Aim
Recast the rows, from the first one up to and including the line with "391, 710, 398]", as a Markdown table with the columns No. and Line. Give each line its own number and leave out blank lines.

Supplied records

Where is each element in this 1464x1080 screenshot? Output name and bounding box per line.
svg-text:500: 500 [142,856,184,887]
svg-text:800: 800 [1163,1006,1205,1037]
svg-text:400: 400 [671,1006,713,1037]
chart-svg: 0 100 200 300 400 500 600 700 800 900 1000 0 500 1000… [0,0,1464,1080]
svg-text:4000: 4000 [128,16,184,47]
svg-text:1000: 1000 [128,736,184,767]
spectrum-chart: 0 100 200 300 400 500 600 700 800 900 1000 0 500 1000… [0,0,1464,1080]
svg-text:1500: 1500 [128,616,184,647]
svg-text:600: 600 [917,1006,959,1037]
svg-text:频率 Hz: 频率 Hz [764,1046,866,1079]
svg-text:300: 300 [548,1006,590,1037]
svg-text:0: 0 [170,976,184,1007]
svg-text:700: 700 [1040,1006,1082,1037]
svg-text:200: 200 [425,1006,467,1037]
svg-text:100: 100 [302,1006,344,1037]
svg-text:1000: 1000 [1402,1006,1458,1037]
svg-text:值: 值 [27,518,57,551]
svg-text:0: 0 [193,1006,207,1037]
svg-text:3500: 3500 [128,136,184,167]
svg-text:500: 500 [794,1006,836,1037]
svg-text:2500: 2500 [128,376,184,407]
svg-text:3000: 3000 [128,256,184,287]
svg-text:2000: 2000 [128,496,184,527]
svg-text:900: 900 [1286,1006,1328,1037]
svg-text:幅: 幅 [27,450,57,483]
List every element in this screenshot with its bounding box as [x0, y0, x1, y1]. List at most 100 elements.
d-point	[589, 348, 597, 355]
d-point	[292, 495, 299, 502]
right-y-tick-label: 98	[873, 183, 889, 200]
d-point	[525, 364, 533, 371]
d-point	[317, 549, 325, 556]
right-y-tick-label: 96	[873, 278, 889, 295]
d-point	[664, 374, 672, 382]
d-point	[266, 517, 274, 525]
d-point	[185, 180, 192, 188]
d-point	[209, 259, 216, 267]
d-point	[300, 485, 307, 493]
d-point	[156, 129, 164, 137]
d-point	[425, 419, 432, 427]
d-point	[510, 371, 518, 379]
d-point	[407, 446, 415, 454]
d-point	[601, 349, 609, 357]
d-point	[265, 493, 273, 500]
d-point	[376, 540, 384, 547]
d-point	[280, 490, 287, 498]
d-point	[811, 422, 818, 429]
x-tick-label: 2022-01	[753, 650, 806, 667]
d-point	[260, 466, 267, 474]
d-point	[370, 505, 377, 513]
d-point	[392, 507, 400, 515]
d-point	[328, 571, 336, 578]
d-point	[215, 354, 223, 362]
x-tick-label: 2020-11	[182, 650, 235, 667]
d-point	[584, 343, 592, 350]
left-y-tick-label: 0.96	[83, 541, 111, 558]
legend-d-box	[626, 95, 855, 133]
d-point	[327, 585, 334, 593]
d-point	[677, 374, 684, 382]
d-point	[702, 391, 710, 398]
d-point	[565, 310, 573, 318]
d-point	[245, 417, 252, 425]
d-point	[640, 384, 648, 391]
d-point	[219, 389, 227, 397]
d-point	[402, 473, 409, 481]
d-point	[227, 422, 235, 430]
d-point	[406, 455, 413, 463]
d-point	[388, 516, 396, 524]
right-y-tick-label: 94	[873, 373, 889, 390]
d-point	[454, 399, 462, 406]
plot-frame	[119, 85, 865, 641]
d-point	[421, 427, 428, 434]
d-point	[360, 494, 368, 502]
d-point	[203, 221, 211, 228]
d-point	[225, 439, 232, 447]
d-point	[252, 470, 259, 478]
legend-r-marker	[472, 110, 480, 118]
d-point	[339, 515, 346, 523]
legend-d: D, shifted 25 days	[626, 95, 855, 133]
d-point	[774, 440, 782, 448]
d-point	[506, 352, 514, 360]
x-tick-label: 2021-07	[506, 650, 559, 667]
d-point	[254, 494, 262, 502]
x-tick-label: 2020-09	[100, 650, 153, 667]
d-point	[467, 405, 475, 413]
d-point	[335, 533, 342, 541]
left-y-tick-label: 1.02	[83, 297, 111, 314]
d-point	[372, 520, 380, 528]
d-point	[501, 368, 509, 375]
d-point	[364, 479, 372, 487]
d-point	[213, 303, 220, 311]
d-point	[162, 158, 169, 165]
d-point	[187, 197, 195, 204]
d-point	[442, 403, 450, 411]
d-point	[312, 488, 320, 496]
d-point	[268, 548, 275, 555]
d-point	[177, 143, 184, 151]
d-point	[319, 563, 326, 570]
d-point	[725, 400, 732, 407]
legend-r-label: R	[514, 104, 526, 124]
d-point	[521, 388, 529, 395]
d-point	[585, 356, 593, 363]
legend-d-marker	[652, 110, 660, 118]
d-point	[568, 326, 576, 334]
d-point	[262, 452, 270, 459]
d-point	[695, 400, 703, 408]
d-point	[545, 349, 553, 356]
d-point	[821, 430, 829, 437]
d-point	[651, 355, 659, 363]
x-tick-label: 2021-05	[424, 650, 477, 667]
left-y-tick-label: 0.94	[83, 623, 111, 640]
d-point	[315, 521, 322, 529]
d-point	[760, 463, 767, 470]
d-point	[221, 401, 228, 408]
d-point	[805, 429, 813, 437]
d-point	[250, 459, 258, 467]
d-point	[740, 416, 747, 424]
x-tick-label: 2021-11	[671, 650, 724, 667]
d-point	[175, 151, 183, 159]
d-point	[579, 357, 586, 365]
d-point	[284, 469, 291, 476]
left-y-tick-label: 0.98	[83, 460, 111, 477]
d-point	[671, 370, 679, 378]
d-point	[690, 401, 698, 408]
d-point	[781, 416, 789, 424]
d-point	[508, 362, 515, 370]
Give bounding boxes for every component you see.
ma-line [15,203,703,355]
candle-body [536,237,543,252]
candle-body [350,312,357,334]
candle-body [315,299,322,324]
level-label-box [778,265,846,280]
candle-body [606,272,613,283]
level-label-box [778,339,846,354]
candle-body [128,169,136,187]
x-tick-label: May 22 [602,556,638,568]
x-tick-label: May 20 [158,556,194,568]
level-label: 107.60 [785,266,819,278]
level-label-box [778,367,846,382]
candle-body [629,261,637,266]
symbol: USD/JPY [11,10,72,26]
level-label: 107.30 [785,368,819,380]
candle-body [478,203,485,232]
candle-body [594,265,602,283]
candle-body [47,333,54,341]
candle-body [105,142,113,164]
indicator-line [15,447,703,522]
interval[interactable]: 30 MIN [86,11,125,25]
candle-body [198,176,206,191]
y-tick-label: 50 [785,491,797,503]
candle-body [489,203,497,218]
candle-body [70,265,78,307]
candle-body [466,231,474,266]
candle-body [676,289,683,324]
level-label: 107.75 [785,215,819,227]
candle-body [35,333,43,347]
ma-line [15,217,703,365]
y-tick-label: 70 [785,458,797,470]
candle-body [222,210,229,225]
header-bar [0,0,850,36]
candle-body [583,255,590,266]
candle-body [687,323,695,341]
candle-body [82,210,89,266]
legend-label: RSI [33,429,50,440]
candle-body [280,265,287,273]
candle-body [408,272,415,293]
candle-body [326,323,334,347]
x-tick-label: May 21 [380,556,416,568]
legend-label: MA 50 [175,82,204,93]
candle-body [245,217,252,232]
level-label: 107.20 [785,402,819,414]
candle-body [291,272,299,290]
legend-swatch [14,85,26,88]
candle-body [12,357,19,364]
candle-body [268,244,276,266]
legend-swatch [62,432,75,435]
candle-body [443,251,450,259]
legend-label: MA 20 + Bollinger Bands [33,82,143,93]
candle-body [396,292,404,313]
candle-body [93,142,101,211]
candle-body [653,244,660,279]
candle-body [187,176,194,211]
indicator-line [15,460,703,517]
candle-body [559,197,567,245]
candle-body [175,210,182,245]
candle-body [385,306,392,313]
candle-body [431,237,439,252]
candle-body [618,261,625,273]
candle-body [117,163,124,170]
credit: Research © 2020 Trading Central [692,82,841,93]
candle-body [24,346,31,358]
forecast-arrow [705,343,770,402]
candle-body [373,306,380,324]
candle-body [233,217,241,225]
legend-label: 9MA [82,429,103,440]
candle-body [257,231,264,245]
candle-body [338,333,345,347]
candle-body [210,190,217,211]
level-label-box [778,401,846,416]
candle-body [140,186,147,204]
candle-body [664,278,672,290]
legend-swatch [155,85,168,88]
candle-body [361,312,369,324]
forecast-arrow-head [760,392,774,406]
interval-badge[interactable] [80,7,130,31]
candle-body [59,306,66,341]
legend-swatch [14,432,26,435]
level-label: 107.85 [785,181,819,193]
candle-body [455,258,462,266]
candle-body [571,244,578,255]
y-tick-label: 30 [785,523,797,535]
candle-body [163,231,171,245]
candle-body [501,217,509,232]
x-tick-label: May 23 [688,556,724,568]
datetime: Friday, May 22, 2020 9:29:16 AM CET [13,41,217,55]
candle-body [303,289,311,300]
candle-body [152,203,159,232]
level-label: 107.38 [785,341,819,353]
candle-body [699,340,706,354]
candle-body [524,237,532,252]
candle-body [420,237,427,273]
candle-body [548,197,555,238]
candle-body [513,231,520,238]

Task answer
| No. | Line |
|---|---|
| 1 | Where is each element in this 1464x1080 screenshot? Output name and bounding box per line. |
| 2 | svg-text:500: 500 [142,856,184,887] |
| 3 | svg-text:800: 800 [1163,1006,1205,1037] |
| 4 | svg-text:400: 400 [671,1006,713,1037] |
| 5 | chart-svg: 0 100 200 300 400 500 600 700 800 900 1000 0 500 1000… [0,0,1464,1080] |
| 6 | svg-text:4000: 4000 [128,16,184,47] |
| 7 | svg-text:1000: 1000 [128,736,184,767] |
| 8 | spectrum-chart: 0 100 200 300 400 500 600 700 800 900 1000 0 500 1000… [0,0,1464,1080] |
| 9 | svg-text:1500: 1500 [128,616,184,647] |
| 10 | svg-text:600: 600 [917,1006,959,1037] |
| 11 | svg-text:频率 Hz: 频率 Hz [764,1046,866,1079] |
| 12 | svg-text:300: 300 [548,1006,590,1037] |
| 13 | svg-text:0: 0 [170,976,184,1007] |
| 14 | svg-text:700: 700 [1040,1006,1082,1037] |
| 15 | svg-text:200: 200 [425,1006,467,1037] |
| 16 | svg-text:100: 100 [302,1006,344,1037] |
| 17 | svg-text:1000: 1000 [1402,1006,1458,1037] |
| 18 | svg-text:值: 值 [27,518,57,551] |
| 19 | svg-text:0: 0 [193,1006,207,1037] |
| 20 | svg-text:3500: 3500 [128,136,184,167] |
| 21 | svg-text:500: 500 [794,1006,836,1037] |
| 22 | svg-text:2500: 2500 [128,376,184,407] |
| 23 | svg-text:3000: 3000 [128,256,184,287] |
| 24 | svg-text:2000: 2000 [128,496,184,527] |
| 25 | svg-text:900: 900 [1286,1006,1328,1037] |
| 26 | svg-text:幅: 幅 [27,450,57,483] |
| 27 | List every element in this screenshot with its bounding box as [x0, y0, x1, y1]. List at most 100 elements. |
| 28 | d-point	[589, 348, 597, 355] |
| 29 | d-point	[292, 495, 299, 502] |
| 30 | right-y-tick-label: 98	[873, 183, 889, 200] |
| 31 | d-point	[525, 364, 533, 371] |
| 32 | d-point	[317, 549, 325, 556] |
| 33 | right-y-tick-label: 96	[873, 278, 889, 295] |
| 34 | d-point	[664, 374, 672, 382] |
| 35 | d-point	[266, 517, 274, 525] |
| 36 | d-point	[185, 180, 192, 188] |
| 37 | d-point	[209, 259, 216, 267] |
| 38 | d-point	[300, 485, 307, 493] |
| 39 | d-point	[156, 129, 164, 137] |
| 40 | d-point	[425, 419, 432, 427] |
| 41 | d-point	[510, 371, 518, 379] |
| 42 | d-point	[407, 446, 415, 454] |
| 43 | d-point	[601, 349, 609, 357] |
| 44 | d-point	[265, 493, 273, 500] |
| 45 | d-point	[376, 540, 384, 547] |
| 46 | d-point	[280, 490, 287, 498] |
| 47 | d-point	[811, 422, 818, 429] |
| 48 | x-tick-label: 2022-01	[753, 650, 806, 667] |
| 49 | d-point	[260, 466, 267, 474] |
| 50 | d-point	[370, 505, 377, 513] |
| 51 | d-point	[392, 507, 400, 515] |
| 52 | d-point	[328, 571, 336, 578] |
| 53 | d-point	[215, 354, 223, 362] |
| 54 | x-tick-label: 2020-11	[182, 650, 235, 667] |
| 55 | d-point	[584, 343, 592, 350] |
| 56 | left-y-tick-label: 0.96	[83, 541, 111, 558] |
| 57 | legend-d-box	[626, 95, 855, 133] |
| 58 | d-point	[327, 585, 334, 593] |
| 59 | d-point	[677, 374, 684, 382] |
| 60 | d-point	[702, 391, 710, 398] |